▶ **Description of the task**: From the entries below, copy every line where the string "Chatty" appears.

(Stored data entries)
▶

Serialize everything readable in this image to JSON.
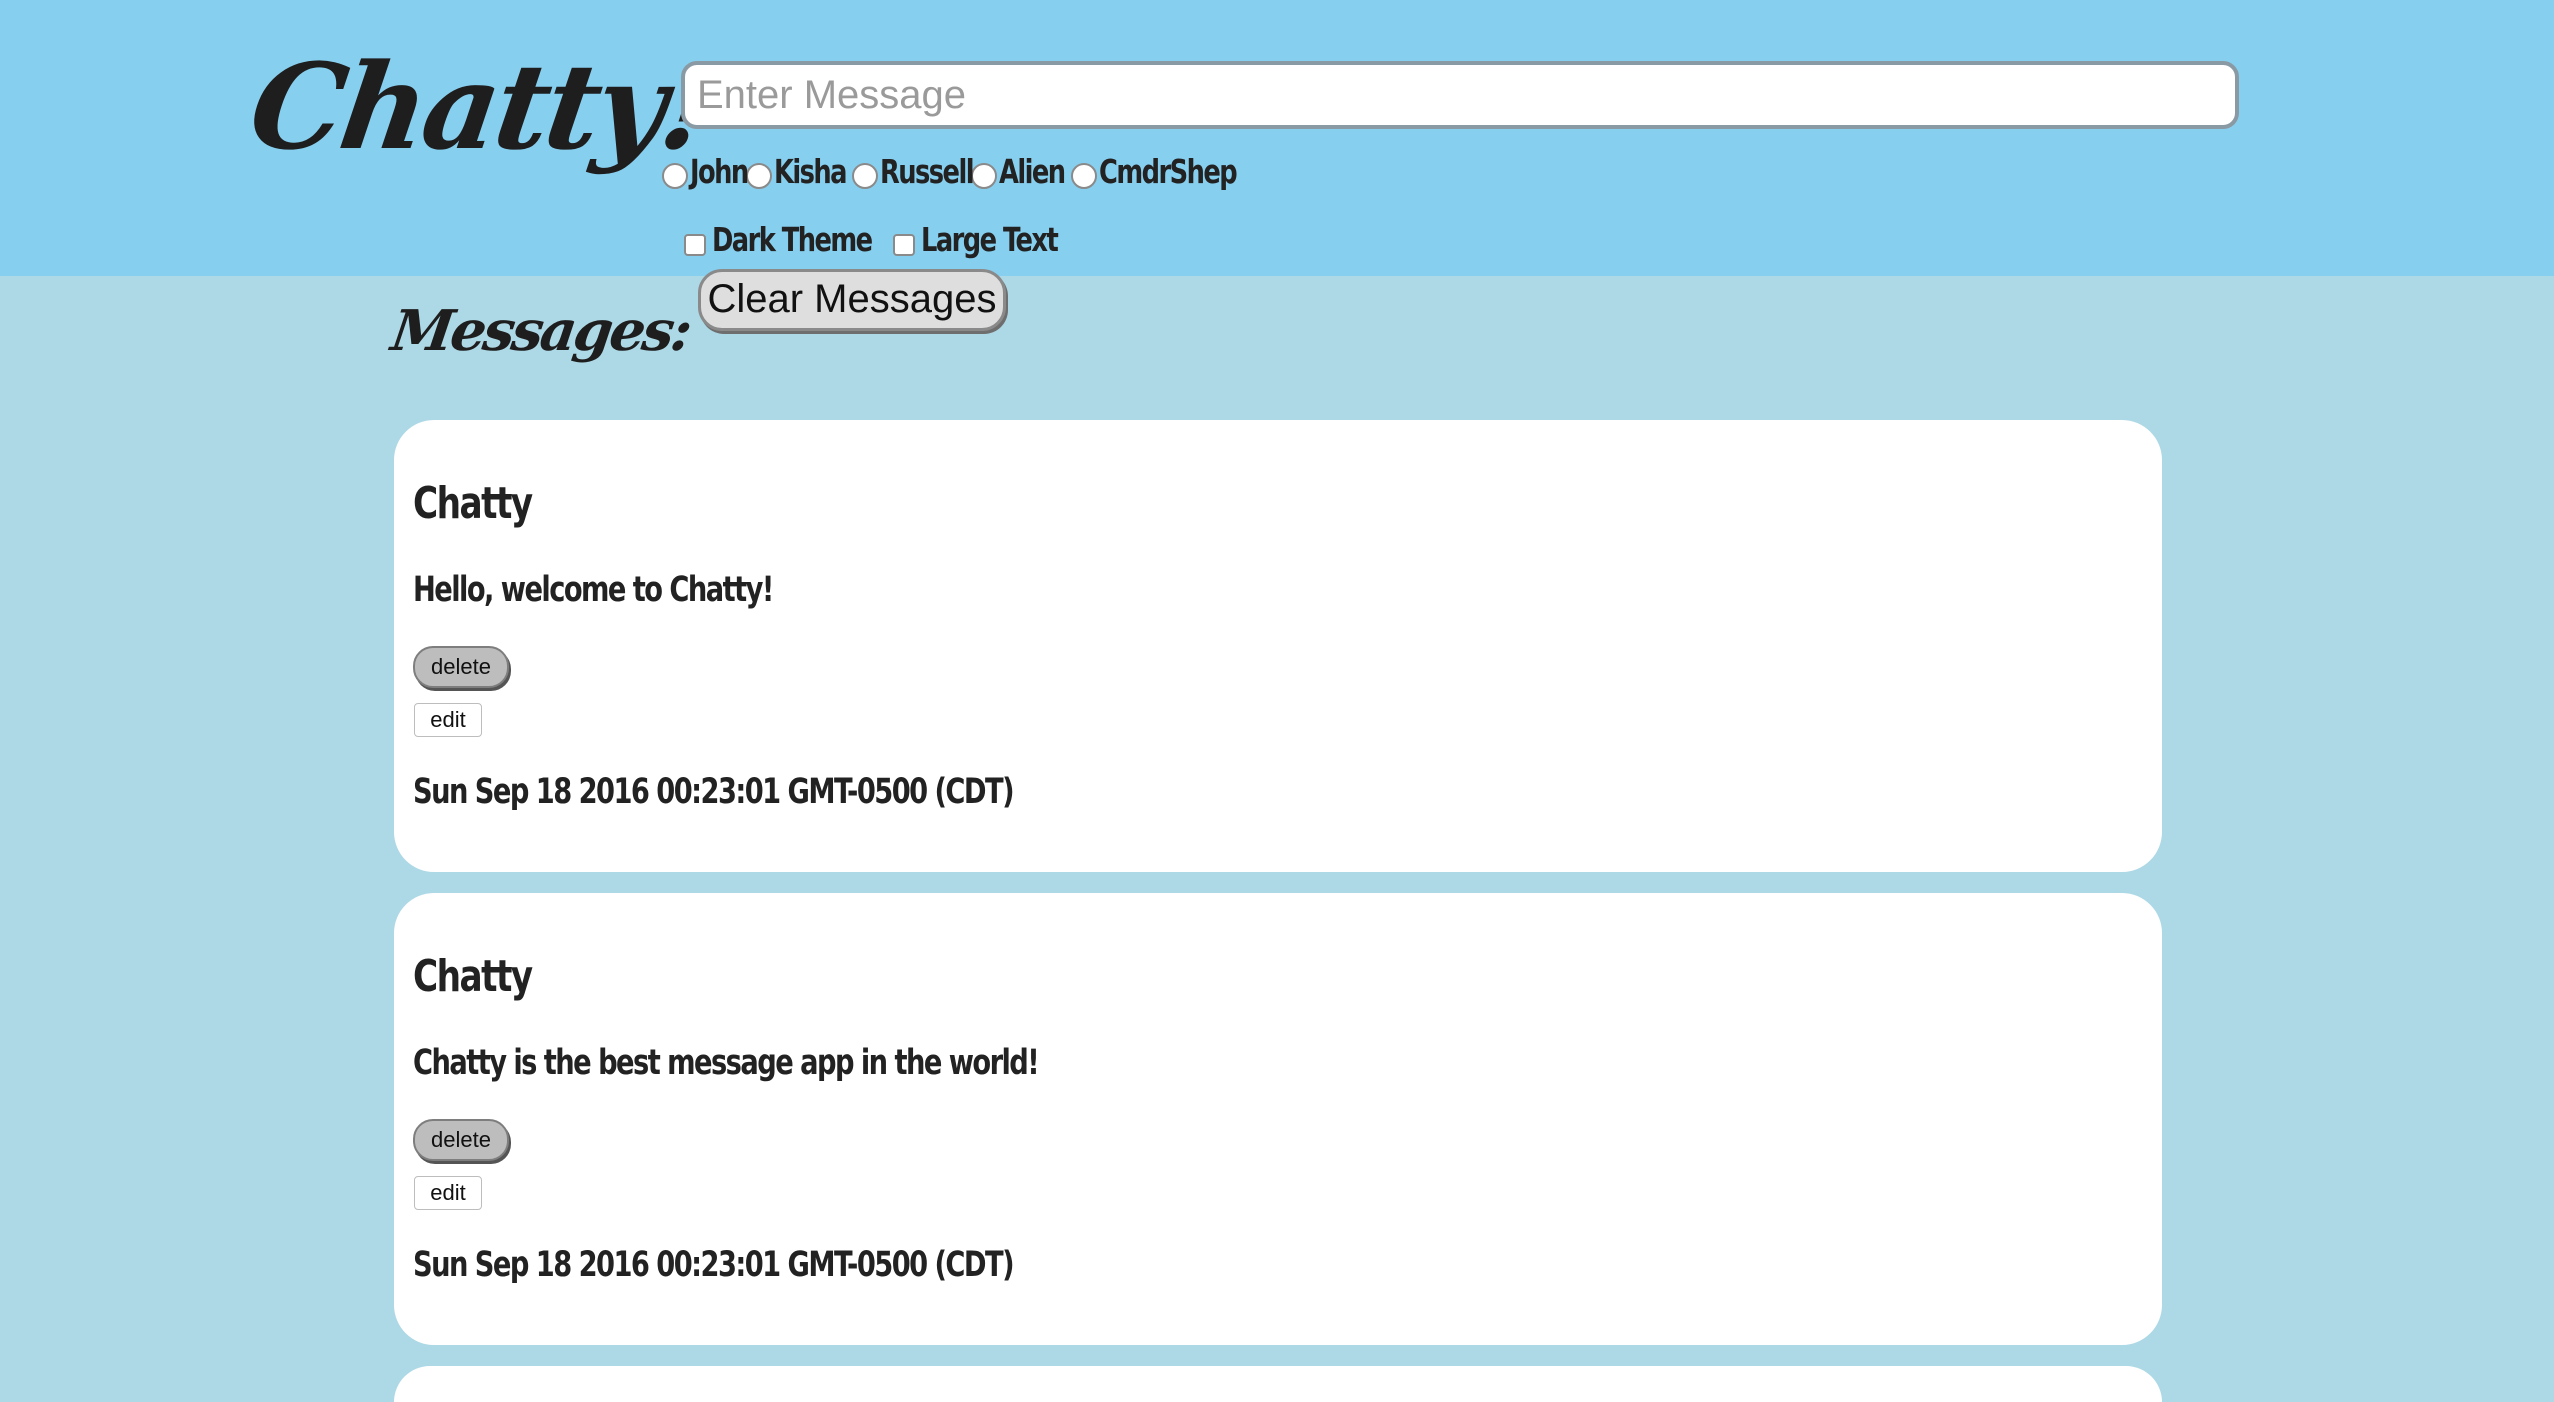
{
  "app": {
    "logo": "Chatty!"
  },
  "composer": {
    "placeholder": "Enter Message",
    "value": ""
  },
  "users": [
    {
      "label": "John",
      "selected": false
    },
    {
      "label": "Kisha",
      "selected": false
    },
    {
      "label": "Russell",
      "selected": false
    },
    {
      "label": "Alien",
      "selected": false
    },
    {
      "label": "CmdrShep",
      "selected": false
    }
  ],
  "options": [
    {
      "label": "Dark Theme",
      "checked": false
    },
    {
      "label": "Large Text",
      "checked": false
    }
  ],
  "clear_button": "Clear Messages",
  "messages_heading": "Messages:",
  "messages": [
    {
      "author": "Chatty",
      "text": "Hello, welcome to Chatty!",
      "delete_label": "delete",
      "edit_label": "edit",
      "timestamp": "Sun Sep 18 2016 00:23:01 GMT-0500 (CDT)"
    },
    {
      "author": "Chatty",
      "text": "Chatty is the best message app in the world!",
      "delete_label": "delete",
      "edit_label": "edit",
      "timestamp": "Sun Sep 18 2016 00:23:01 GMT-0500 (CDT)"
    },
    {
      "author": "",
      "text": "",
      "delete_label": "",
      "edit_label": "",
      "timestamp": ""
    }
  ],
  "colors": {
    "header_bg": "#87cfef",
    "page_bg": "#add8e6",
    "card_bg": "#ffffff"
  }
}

◀

▶ **Solution to this problem**:
    "logo": "Chatty!"
      "author": "Chatty",
      "text": "Hello, welcome to Chatty!",
      "author": "Chatty",
      "text": "Chatty is the best message app in the world!",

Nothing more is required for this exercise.